(Условие задания) Верните полностью, без единого изменения, отрывок о Мэрилин и Джин Кармен.

(Выбранный отрывок)
# # # # #

Дом на Дохени представлял собой низкое, не поддающееся описанию, угловое здание. На почтовом ящике Мэрилин значилось только имя ее секретарши с Востока Марджори Стенджел. Актриса занимала одну из квартир, выходивших окнами во внутренний дворик. Темный коридор вел в большую и еще более темную спальню, непроницаемая тьма в которой поддерживалась благодаря тяжелым черным гардинам на окнах. Первоначально предназначенная под гостиную, эта комната теперь стала спальней. Главное место там занимала огромная двуспальная кровать. Комната сделалась, как выразился один из друзей, «алтарем сна». В ней совсем не было картин и очень мало личных вещей.
Здесь, на Дохени, Мэрилин и Джин Кармен за выпивкой и разговорами коротали время, преимущественно ночные часы. Двадцатисемилетняя Кармен была на восемь лет младше Мэрилин. Будущая актриса, она иногда выступала под именем Сейбер Даро. Свою карьеру начала так же, как и Мэрилин, снимаясь для обложек журналов, затем стала получать роли во второстепенных картинах.
Кармен считала способность Мэрилин выпить большую дозу спиртного «олимпийским стандартом». Что же до лекарств, то у них было много общего. «Я, пока жила в Вегасе, пристрастилась к снотворным пилюлям, — говорит Кармен, — в потреблении препаратов мы стали с ней, как родные сестры. Мы обе принимали секонал и нембутал, иногда заимствовали друг у друга рецепты. Но на ночь мне хватало двух-трех таблеток; Мэрилин к тому времени, когда мы встретились, глотала их пригоршнями...»
Подруги болтали о сексе и мужчинах. Мэрилин говорила о ребенке и утверждала, что родила одного, когда была еще подростком, и боялась, что Господь накажет ее за то, что не оставила малыша себе. «Из того, что она говорила мне, — рассказывает Кармен, — явствовало, что секс не давал Мэрилин ровным счетом ничего. Она никогда не испытывала оргазма, а только делала вид, что испытывает. Она чувствовала себя так неуверенно, — вспоминает Кармен, — она не сомневалась, что потеряет даже лучших своих друзей, когда станет старой и безобразной и останется без средств к существованию...»

# # # # #

(Исходные данные)

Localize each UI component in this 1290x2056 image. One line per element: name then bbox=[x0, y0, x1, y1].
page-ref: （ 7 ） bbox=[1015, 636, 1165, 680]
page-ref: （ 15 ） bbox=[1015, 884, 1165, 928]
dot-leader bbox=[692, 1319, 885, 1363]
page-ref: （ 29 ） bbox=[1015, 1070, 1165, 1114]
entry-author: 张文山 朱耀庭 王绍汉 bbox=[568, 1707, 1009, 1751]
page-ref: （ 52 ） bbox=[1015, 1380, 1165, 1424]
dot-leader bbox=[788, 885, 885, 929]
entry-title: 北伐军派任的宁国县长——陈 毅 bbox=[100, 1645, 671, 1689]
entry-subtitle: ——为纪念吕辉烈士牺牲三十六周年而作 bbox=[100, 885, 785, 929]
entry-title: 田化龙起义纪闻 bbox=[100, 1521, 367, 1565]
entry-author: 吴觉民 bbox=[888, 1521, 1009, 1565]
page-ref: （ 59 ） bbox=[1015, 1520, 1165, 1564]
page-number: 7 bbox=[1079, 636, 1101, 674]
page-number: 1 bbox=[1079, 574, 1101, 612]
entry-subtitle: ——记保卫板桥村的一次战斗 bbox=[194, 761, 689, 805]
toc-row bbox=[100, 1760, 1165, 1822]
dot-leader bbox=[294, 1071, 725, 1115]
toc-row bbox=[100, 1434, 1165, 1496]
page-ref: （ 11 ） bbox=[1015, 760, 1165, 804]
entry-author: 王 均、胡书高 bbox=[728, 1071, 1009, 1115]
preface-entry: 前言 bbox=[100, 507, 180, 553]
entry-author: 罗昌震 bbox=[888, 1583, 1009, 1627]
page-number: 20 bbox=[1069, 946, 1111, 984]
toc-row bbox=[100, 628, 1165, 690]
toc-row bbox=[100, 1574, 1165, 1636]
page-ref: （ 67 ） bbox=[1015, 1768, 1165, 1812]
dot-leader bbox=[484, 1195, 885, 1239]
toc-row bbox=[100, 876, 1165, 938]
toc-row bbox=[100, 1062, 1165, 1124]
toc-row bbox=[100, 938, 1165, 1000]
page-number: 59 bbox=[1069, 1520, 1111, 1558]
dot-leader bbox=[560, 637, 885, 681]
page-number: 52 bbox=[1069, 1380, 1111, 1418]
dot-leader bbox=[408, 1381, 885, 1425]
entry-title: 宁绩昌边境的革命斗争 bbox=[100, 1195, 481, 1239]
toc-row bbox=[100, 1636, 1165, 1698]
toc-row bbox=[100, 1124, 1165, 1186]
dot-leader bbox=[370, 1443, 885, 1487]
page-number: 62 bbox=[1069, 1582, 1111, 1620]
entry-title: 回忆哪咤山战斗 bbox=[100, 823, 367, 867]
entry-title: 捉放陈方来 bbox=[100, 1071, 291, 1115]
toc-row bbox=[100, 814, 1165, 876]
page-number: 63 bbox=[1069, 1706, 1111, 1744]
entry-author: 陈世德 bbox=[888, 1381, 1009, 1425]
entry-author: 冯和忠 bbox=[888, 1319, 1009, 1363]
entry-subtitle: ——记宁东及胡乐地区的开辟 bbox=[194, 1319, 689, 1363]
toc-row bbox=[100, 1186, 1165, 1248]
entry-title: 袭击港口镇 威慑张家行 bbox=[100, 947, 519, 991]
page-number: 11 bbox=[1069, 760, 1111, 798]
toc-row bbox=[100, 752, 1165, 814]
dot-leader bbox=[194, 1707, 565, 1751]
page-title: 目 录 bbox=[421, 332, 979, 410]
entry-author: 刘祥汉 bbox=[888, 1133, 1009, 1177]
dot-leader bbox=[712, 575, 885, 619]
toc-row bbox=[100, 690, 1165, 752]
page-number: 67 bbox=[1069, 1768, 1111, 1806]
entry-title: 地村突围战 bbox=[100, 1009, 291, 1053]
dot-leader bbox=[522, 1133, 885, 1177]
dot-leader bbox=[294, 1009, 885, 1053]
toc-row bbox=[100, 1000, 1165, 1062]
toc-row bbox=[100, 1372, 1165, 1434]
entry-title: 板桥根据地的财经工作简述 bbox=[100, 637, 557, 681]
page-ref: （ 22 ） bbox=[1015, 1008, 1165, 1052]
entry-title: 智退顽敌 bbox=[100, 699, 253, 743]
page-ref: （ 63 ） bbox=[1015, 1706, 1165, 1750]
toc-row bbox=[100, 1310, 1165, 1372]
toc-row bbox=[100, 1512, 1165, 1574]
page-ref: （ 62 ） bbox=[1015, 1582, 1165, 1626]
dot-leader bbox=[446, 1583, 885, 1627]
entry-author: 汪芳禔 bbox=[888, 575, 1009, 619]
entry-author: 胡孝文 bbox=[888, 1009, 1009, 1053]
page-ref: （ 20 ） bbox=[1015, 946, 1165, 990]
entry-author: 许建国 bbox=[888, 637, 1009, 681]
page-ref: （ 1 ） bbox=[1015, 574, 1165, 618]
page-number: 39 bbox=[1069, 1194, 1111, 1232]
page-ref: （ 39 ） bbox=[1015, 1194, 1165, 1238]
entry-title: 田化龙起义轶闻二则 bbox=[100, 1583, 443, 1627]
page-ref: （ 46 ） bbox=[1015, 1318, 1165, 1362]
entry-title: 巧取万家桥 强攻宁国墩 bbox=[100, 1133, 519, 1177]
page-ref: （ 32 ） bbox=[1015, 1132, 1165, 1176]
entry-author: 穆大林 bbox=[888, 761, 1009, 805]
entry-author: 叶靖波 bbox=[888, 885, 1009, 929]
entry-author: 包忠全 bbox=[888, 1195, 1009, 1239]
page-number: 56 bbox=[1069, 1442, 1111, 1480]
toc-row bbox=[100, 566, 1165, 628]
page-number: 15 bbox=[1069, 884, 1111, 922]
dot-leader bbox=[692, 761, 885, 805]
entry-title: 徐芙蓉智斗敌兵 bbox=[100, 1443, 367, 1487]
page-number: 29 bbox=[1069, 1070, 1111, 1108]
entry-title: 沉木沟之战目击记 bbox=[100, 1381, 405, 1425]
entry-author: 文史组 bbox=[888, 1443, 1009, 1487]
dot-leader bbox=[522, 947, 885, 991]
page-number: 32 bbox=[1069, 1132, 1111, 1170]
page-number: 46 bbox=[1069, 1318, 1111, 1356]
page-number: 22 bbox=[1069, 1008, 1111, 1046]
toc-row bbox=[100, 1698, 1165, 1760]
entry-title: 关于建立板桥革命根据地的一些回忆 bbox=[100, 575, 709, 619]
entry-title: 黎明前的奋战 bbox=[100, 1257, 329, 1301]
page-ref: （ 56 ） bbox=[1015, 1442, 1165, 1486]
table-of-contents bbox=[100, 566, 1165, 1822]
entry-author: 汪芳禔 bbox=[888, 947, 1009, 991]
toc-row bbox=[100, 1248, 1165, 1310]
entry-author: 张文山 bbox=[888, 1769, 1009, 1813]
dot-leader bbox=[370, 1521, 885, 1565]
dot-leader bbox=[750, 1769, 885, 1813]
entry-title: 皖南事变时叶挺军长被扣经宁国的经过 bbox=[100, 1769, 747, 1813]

# # # # #

(Ответ к заданию)
Дом на Дохени представлял собой низкое, не поддающееся описанию, угловое здание. На почтовом ящике Мэрилин значилось только имя ее секретарши с Востока Марджори Стенджел. Актриса занимала одну из квартир, выходивших окнами во внутренний дворик. Темный коридор вел в большую и еще более темную спальню, непроницаемая тьма в которой поддерживалась благодаря тяжелым черным гардинам на окнах. Первоначально предназначенная под гостиную, эта комната теперь стала спальней. Главное место там занимала огромная двуспальная кровать. Комната сделалась, как выразился один из друзей, «алтарем сна». В ней совсем не было картин и очень мало личных вещей.
Здесь, на Дохени, Мэрилин и Джин Кармен за выпивкой и разговорами коротали время, преимущественно ночные часы. Двадцатисемилетняя Кармен была на восемь лет младше Мэрилин. Будущая актриса, она иногда выступала под именем Сейбер Даро. Свою карьеру начала так же, как и Мэрилин, снимаясь для обложек журналов, затем стала получать роли во второстепенных картинах.
Кармен считала способность Мэрилин выпить большую дозу спиртного «олимпийским стандартом». Что же до лекарств, то у них было много общего. «Я, пока жила в Вегасе, пристрастилась к снотворным пилюлям, — говорит Кармен, — в потреблении препаратов мы стали с ней, как родные сестры. Мы обе принимали секонал и нембутал, иногда заимствовали друг у друга рецепты. Но на ночь мне хватало двух-трех таблеток; Мэрилин к тому времени, когда мы встретились, глотала их пригоршнями...»
Подруги болтали о сексе и мужчинах. Мэрилин говорила о ребенке и утверждала, что родила одного, когда была еще подростком, и боялась, что Господь накажет ее за то, что не оставила малыша себе. «Из того, что она говорила мне, — рассказывает Кармен, — явствовало, что секс не давал Мэрилин ровным счетом ничего. Она никогда не испытывала оргазма, а только делала вид, что испытывает. Она чувствовала себя так неуверенно, — вспоминает Кармен, — она не сомневалась, что потеряет даже лучших своих друзей, когда станет старой и безобразной и останется без средств к существованию...»